> _Task goal_
Report all lines from the entries below in which "What" appears.

++++ Data for this exercise ++++

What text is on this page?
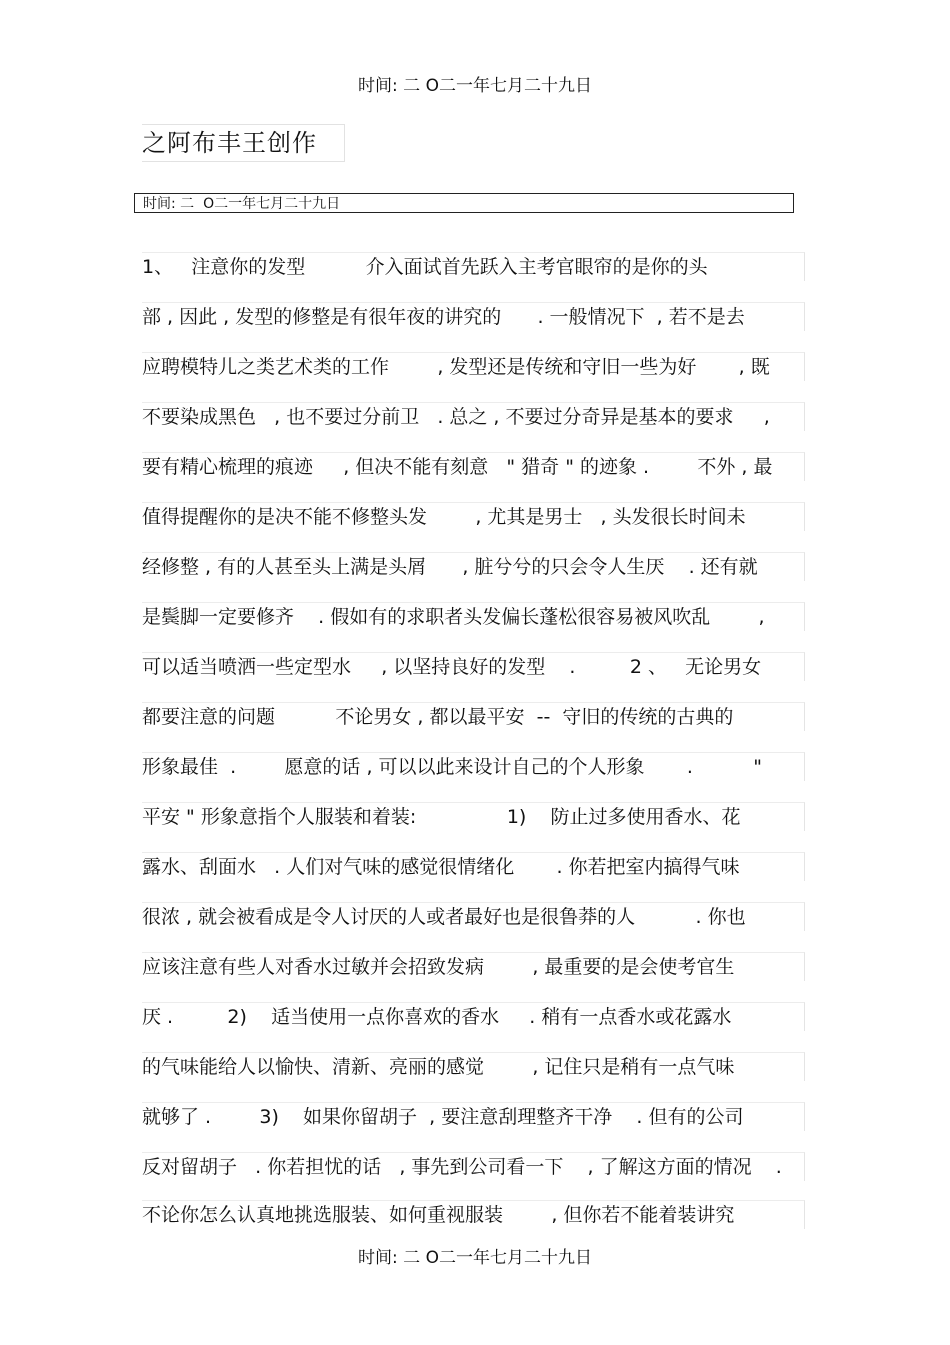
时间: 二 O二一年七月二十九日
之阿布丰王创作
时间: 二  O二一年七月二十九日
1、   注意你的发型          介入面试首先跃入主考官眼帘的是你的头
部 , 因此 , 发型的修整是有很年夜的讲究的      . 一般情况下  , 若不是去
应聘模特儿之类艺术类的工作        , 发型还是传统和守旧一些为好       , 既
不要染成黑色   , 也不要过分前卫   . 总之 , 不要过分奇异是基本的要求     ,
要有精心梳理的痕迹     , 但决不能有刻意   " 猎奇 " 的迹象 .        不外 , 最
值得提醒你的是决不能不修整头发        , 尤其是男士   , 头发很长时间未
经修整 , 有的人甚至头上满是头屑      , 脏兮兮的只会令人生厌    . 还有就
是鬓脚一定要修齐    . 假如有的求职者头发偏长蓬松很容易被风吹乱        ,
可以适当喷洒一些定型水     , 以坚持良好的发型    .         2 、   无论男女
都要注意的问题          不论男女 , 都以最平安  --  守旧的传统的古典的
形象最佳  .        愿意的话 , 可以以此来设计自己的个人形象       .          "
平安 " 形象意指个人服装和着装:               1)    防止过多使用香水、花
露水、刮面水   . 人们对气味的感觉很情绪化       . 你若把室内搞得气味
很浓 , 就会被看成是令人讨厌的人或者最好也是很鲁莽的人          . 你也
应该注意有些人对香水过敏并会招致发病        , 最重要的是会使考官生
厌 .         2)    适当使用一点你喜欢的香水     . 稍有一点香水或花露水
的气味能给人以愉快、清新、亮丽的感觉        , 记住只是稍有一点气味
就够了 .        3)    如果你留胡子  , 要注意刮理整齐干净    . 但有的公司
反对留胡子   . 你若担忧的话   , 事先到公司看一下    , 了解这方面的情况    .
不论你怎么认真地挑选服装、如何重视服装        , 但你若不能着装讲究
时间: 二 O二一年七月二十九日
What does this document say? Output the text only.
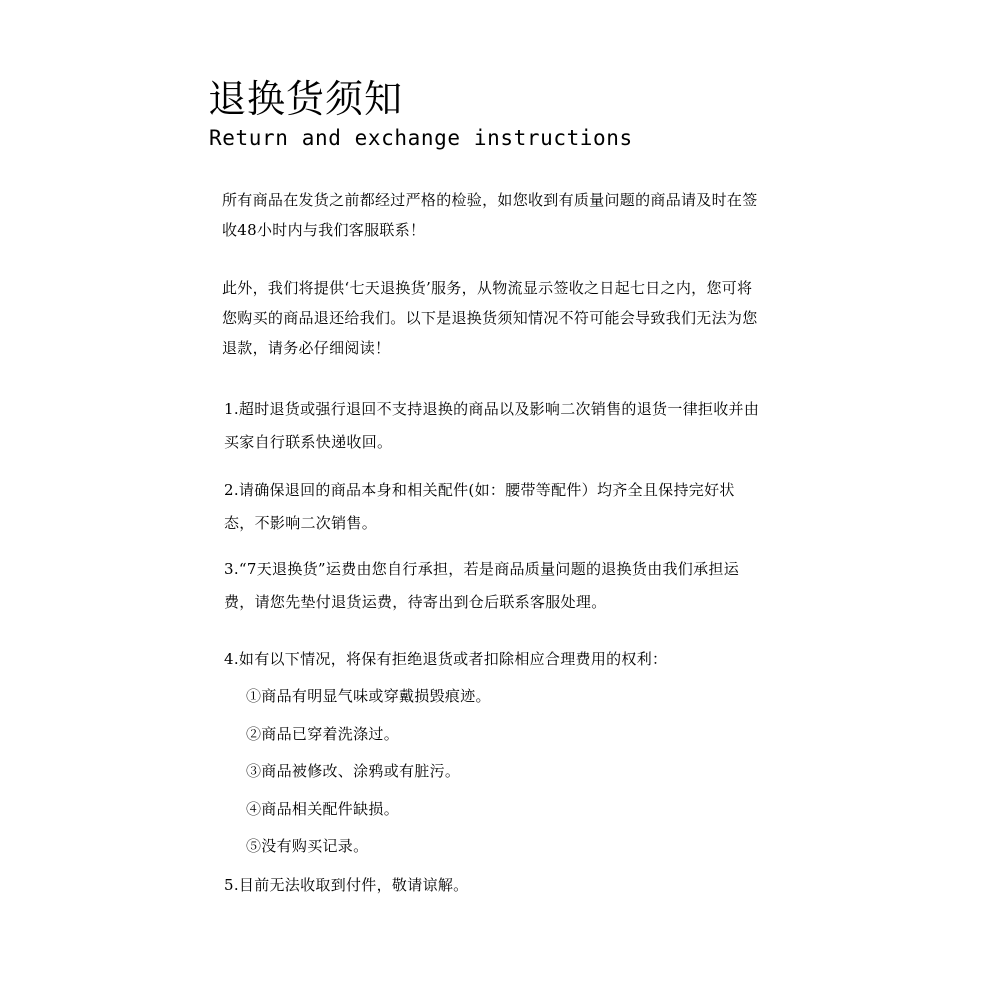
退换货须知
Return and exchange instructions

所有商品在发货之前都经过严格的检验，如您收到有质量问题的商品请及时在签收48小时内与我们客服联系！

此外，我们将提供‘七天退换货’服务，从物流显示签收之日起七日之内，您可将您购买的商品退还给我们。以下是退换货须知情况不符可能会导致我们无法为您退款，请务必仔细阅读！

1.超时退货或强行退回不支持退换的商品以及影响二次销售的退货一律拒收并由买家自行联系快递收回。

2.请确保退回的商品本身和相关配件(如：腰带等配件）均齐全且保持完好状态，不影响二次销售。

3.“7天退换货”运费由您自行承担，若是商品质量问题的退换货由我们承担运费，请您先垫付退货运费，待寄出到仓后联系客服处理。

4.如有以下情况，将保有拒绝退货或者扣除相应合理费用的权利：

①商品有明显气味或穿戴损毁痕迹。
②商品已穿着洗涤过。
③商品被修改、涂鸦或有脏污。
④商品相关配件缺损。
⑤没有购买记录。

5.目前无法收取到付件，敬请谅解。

++++

> _Reply to the exercise_
What text is on this page?
What does this document say? Output the text only.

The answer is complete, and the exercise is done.